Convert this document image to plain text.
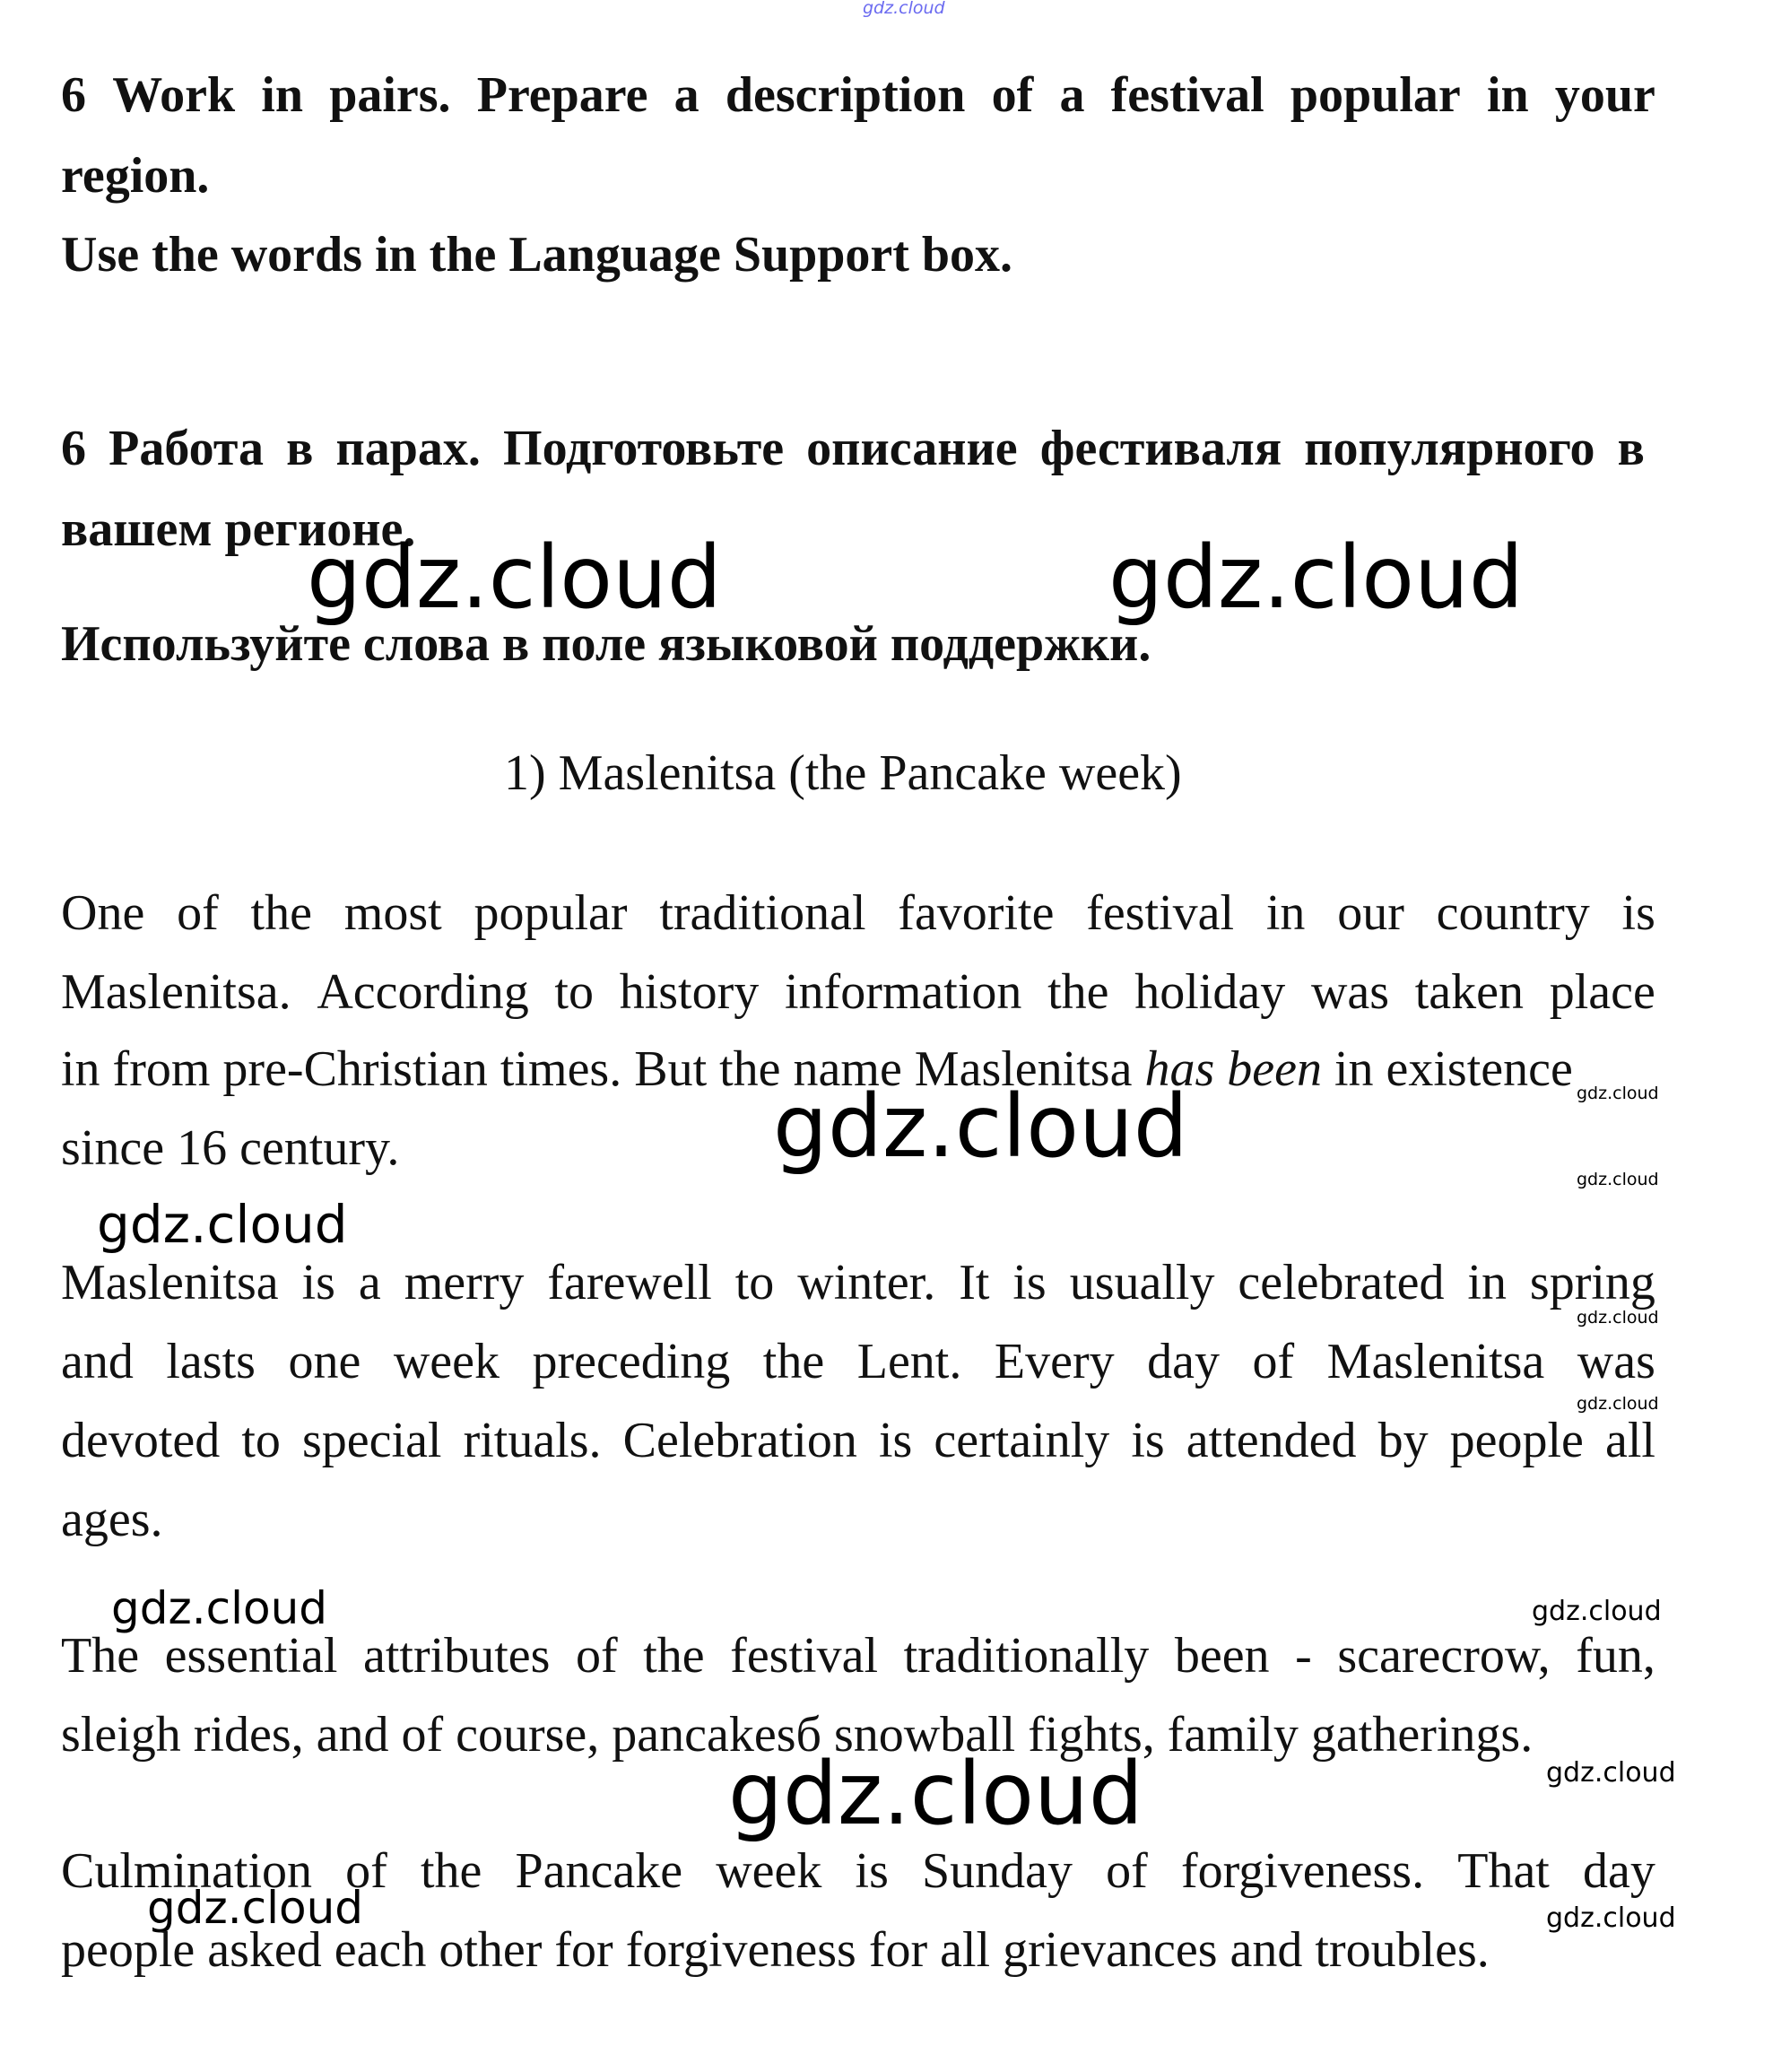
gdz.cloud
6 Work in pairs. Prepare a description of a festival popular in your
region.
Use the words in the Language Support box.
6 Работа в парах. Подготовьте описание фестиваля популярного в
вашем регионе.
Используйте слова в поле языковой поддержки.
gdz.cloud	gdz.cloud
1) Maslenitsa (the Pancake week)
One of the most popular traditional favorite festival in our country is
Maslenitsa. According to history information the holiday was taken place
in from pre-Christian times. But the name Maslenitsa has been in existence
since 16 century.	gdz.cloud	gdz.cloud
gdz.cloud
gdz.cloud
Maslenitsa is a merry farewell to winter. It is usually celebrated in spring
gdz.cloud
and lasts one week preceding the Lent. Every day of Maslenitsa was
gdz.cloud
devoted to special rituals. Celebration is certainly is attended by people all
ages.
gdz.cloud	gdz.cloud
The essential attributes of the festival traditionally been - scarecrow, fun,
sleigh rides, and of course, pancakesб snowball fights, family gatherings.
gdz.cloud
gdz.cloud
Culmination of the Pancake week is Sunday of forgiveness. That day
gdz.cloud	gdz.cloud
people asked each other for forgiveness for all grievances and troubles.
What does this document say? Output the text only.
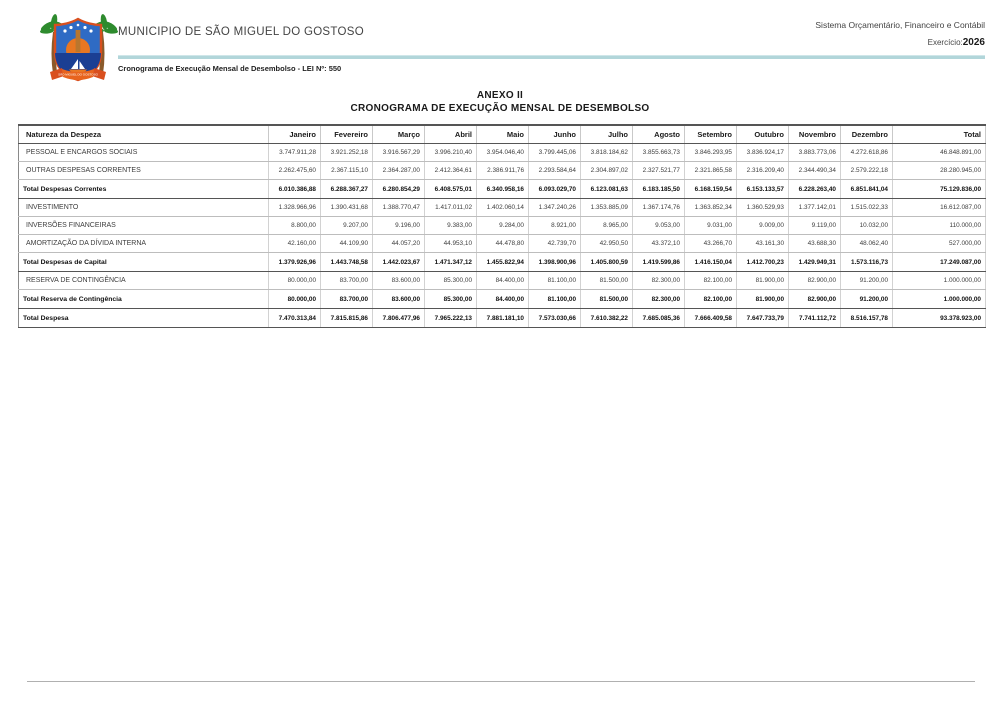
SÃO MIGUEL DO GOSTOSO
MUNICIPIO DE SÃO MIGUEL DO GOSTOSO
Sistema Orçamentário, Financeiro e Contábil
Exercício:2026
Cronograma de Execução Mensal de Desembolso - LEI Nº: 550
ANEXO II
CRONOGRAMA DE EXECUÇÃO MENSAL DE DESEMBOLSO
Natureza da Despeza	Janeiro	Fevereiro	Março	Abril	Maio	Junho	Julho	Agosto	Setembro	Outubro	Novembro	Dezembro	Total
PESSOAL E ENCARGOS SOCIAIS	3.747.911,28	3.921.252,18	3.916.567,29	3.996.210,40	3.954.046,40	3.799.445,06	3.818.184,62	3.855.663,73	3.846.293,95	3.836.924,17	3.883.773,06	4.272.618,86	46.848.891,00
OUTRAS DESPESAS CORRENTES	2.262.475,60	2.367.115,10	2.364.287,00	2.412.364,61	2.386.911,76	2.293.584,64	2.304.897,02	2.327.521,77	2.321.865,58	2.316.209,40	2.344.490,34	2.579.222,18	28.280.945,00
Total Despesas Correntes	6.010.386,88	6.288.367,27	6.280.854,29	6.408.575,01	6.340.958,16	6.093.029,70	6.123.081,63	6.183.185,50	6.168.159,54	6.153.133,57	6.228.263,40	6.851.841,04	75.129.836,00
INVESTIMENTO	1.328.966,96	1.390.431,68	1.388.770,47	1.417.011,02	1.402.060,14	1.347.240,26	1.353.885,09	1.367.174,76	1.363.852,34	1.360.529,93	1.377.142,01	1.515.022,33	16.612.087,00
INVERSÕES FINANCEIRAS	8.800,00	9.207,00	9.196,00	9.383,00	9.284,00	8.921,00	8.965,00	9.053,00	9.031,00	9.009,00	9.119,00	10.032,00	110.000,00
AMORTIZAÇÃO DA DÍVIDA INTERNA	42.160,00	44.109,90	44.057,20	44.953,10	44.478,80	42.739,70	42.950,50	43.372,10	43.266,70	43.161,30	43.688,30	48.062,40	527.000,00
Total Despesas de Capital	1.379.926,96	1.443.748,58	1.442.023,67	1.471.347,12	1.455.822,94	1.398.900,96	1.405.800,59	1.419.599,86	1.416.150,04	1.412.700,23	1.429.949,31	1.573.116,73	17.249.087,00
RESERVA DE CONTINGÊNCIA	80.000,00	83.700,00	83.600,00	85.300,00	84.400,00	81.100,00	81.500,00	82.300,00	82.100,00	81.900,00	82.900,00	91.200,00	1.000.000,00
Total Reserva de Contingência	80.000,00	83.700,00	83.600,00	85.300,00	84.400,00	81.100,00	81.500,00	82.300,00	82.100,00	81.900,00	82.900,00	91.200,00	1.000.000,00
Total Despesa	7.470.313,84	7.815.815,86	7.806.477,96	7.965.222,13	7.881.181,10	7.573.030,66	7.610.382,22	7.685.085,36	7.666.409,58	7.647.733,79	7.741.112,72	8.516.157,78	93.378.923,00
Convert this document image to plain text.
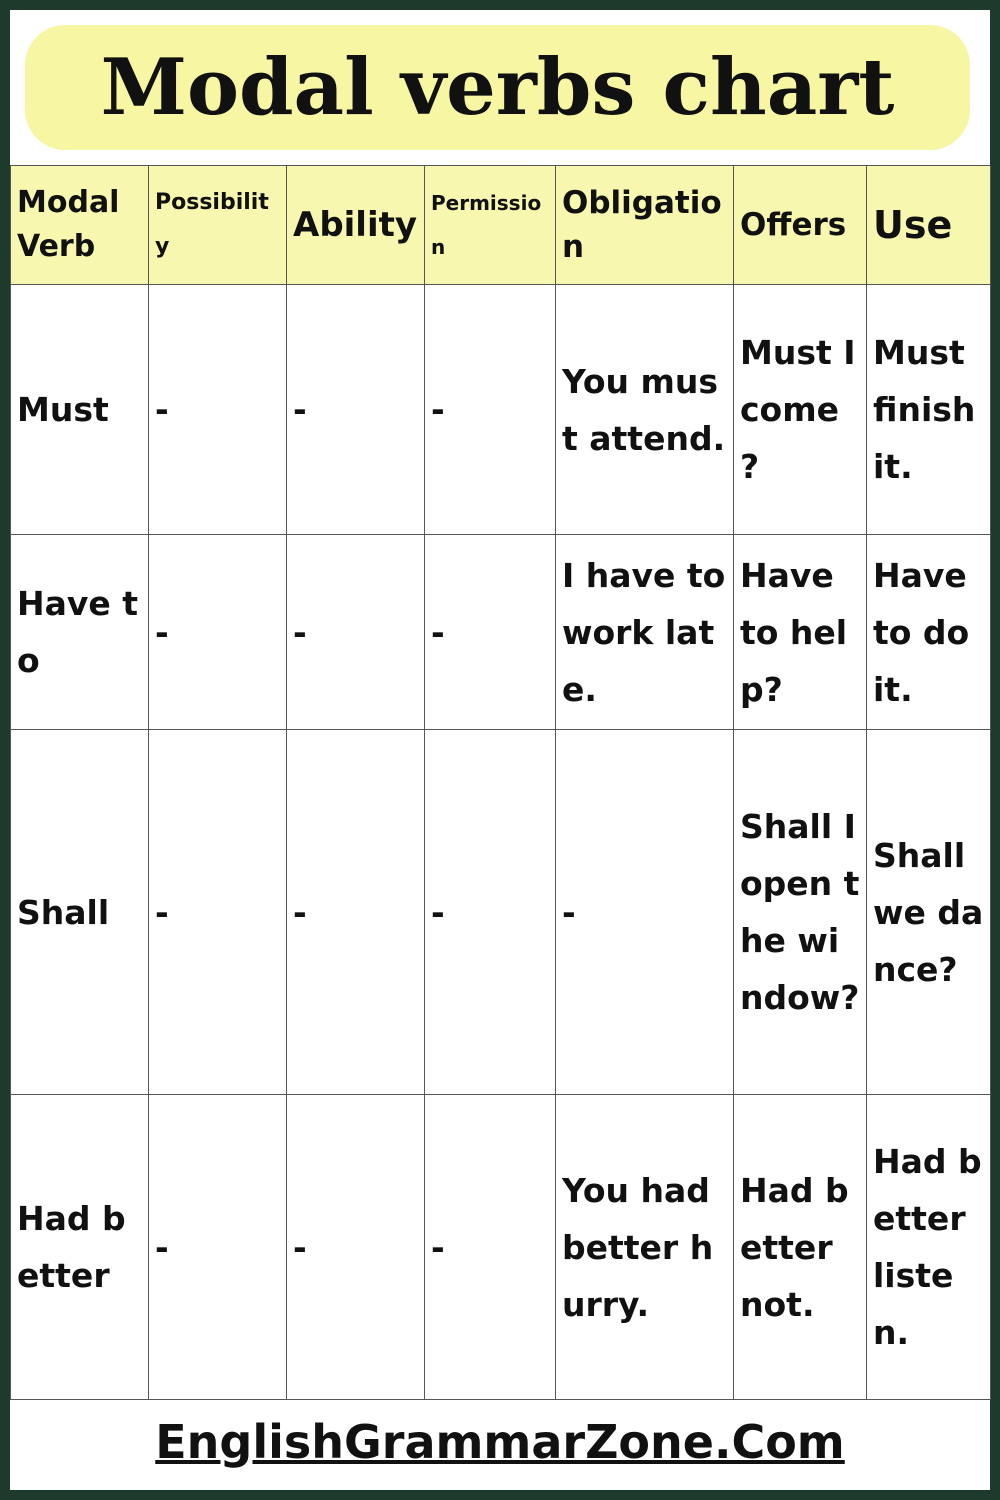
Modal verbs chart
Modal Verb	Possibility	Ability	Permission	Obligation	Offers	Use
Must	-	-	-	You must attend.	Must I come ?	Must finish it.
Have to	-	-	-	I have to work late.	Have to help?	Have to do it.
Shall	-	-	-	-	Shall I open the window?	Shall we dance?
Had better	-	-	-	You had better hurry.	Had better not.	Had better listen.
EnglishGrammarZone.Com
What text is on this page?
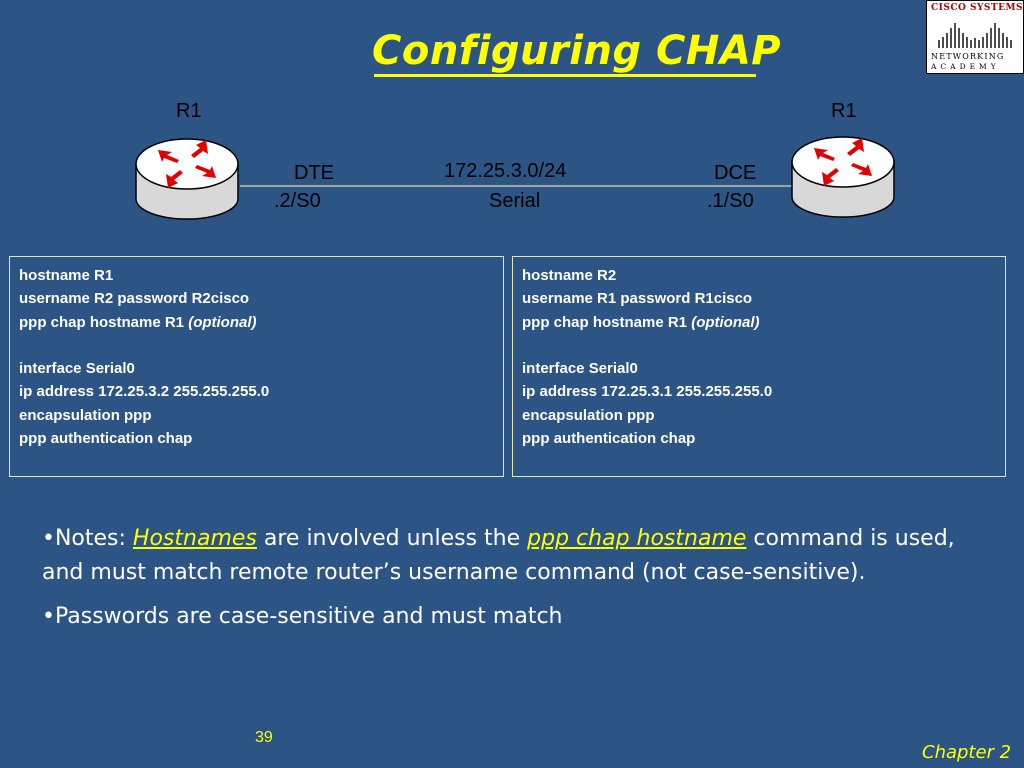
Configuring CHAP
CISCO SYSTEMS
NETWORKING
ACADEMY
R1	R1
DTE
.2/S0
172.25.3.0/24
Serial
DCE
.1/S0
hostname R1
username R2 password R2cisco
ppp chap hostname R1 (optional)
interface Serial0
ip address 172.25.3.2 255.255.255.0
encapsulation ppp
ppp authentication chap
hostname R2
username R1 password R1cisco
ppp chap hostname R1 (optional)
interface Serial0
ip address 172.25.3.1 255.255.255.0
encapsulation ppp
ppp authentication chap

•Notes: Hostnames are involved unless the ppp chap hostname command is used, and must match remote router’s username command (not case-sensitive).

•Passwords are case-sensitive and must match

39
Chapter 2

************

▶ _EXERCISE TASK_: Pull every line containing "MIGUEL" out of the data above.

▶ _SOLUTION FOR THIS PROBLEM_:
SÃO MIGUEL DO GOSTOSO
MUNICIPIO DE SÃO MIGUEL DO GOSTOSO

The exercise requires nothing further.